THE PROBLEM ::
Below are some records; work out how many of their lines contain "category" and give the number only.

RECORD LIST ::

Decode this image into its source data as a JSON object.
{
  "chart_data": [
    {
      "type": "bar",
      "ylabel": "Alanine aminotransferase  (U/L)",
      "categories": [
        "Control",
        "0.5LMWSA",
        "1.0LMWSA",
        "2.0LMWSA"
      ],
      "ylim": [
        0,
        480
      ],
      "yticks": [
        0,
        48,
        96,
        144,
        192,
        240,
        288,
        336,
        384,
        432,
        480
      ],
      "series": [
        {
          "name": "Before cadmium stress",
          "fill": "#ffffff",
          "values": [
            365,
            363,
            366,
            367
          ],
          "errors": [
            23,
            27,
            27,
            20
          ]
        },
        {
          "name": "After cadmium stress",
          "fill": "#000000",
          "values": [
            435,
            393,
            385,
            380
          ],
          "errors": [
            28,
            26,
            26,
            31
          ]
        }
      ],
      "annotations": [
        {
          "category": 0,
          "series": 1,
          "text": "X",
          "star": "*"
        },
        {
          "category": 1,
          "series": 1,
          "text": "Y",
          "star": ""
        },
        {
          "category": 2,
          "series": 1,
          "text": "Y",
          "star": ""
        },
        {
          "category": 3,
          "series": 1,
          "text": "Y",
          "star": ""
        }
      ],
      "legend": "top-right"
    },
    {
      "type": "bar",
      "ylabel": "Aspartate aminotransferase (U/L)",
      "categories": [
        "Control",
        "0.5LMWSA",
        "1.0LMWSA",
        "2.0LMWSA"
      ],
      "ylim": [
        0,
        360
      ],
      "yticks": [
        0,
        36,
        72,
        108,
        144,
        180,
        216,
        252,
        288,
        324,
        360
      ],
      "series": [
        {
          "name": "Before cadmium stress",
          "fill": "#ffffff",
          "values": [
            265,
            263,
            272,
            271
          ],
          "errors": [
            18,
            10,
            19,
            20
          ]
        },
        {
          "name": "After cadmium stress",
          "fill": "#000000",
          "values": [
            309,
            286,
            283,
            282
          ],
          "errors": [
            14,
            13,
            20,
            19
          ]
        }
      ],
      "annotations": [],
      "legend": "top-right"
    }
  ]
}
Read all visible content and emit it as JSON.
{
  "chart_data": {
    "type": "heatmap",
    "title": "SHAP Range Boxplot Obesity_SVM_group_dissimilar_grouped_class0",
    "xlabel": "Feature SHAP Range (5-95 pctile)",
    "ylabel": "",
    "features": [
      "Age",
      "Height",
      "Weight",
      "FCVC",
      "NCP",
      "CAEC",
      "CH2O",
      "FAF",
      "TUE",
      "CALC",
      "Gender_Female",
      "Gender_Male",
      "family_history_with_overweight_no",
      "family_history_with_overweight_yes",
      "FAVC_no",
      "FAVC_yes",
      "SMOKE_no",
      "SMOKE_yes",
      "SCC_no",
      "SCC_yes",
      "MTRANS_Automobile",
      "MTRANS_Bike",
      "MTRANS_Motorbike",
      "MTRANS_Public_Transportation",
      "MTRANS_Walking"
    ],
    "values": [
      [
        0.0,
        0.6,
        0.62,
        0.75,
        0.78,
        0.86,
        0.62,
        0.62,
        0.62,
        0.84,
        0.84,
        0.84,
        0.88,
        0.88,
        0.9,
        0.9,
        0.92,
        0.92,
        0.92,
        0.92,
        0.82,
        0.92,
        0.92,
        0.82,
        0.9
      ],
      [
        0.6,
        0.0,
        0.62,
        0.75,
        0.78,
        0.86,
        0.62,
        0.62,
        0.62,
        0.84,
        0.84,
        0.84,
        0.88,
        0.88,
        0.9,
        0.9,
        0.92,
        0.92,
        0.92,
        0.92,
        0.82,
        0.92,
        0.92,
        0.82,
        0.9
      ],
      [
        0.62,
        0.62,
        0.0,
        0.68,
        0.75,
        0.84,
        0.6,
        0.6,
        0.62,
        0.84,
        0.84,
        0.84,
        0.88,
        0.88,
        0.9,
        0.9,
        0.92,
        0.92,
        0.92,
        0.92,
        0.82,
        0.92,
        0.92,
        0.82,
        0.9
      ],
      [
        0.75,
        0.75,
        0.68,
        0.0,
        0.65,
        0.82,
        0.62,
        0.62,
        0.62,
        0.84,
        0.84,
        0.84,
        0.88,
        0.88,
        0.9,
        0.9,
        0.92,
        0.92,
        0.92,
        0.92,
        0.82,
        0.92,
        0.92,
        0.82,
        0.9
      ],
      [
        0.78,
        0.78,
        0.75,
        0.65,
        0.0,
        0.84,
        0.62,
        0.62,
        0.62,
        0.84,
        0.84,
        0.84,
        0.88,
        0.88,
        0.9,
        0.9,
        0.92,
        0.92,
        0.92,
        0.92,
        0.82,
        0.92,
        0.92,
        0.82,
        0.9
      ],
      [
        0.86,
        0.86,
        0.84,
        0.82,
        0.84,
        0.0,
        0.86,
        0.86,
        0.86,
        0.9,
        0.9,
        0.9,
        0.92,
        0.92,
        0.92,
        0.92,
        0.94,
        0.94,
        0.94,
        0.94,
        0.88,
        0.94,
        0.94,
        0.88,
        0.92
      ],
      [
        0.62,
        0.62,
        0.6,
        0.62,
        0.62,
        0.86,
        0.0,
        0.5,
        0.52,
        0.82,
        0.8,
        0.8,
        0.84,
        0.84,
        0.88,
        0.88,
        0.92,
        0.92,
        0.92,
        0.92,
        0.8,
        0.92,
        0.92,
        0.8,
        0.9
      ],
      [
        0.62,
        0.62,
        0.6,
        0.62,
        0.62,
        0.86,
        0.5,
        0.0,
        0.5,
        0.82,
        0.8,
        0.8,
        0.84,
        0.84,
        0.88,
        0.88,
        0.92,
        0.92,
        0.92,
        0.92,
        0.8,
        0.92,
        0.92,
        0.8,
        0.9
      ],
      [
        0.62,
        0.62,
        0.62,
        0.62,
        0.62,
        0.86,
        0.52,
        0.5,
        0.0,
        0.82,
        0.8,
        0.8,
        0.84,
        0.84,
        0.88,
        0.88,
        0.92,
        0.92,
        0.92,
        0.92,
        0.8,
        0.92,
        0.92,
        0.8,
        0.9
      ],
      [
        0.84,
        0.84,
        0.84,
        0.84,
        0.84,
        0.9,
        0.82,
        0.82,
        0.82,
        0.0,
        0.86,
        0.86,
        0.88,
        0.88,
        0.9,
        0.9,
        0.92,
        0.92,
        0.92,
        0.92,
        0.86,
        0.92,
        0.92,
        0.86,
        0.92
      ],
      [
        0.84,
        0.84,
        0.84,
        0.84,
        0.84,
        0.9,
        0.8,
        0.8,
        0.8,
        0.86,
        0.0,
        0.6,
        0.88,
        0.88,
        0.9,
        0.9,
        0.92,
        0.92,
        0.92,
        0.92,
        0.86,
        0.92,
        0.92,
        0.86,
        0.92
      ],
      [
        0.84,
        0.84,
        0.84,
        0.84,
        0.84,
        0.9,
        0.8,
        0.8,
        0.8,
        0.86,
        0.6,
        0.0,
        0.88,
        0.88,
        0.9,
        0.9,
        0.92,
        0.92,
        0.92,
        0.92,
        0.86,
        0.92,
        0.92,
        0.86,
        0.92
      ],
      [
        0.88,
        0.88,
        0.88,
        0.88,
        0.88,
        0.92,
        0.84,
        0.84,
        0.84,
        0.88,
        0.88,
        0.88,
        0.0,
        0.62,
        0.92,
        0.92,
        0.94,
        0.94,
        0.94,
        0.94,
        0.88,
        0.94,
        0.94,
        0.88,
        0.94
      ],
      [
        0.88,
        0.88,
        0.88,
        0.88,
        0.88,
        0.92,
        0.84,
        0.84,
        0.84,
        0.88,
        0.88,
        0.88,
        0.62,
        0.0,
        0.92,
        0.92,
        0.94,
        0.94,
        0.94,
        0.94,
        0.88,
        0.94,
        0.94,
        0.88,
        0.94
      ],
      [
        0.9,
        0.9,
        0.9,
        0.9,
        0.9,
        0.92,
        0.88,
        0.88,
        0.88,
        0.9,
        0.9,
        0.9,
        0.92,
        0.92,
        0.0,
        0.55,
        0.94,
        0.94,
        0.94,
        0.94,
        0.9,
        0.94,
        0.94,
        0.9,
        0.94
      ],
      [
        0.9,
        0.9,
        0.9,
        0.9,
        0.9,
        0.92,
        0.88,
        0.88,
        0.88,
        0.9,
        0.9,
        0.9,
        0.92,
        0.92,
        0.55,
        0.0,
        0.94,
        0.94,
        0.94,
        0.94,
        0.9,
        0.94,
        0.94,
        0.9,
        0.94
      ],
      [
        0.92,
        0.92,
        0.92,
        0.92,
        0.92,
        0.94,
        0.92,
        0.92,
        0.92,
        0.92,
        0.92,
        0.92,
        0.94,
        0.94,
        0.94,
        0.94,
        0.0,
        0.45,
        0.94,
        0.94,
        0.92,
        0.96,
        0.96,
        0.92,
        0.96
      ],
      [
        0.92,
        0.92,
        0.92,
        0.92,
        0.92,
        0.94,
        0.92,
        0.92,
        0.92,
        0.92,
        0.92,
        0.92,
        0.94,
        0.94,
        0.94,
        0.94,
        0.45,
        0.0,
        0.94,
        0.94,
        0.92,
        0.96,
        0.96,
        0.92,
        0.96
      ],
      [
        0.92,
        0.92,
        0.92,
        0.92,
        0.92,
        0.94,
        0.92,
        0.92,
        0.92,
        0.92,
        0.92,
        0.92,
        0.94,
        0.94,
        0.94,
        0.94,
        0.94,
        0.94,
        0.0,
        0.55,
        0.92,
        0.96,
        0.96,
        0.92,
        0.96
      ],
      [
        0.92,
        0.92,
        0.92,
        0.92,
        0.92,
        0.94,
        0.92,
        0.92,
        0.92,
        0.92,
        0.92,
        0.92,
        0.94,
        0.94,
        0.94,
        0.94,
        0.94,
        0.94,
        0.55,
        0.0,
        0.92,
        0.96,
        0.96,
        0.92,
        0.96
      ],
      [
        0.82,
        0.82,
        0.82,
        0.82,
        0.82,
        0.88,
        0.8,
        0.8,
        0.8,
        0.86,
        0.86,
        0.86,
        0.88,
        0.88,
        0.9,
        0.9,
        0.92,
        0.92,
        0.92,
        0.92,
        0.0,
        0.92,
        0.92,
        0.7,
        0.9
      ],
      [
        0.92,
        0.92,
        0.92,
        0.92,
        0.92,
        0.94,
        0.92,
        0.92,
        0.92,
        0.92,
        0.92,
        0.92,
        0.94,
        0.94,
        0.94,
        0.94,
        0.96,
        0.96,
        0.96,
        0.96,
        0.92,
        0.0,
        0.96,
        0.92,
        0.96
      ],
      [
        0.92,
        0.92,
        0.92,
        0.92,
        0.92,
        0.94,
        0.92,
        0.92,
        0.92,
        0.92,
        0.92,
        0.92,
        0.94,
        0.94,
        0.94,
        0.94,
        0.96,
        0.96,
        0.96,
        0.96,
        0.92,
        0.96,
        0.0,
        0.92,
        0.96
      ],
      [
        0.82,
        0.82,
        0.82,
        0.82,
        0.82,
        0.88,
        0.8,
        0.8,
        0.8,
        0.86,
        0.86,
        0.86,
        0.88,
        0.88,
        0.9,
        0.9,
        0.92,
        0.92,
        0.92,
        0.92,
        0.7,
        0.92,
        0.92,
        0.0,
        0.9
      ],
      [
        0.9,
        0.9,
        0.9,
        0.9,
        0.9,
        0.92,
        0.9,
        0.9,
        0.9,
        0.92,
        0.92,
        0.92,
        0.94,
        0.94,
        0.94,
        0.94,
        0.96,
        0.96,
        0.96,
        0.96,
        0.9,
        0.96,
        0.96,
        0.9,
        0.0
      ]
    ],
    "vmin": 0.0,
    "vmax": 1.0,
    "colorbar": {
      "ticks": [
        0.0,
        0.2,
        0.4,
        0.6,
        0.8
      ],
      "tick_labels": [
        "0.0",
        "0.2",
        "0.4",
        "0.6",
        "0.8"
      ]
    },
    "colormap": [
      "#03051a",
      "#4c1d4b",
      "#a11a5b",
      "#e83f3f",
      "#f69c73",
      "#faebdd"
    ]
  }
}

THE COMPLETED TASK ::
4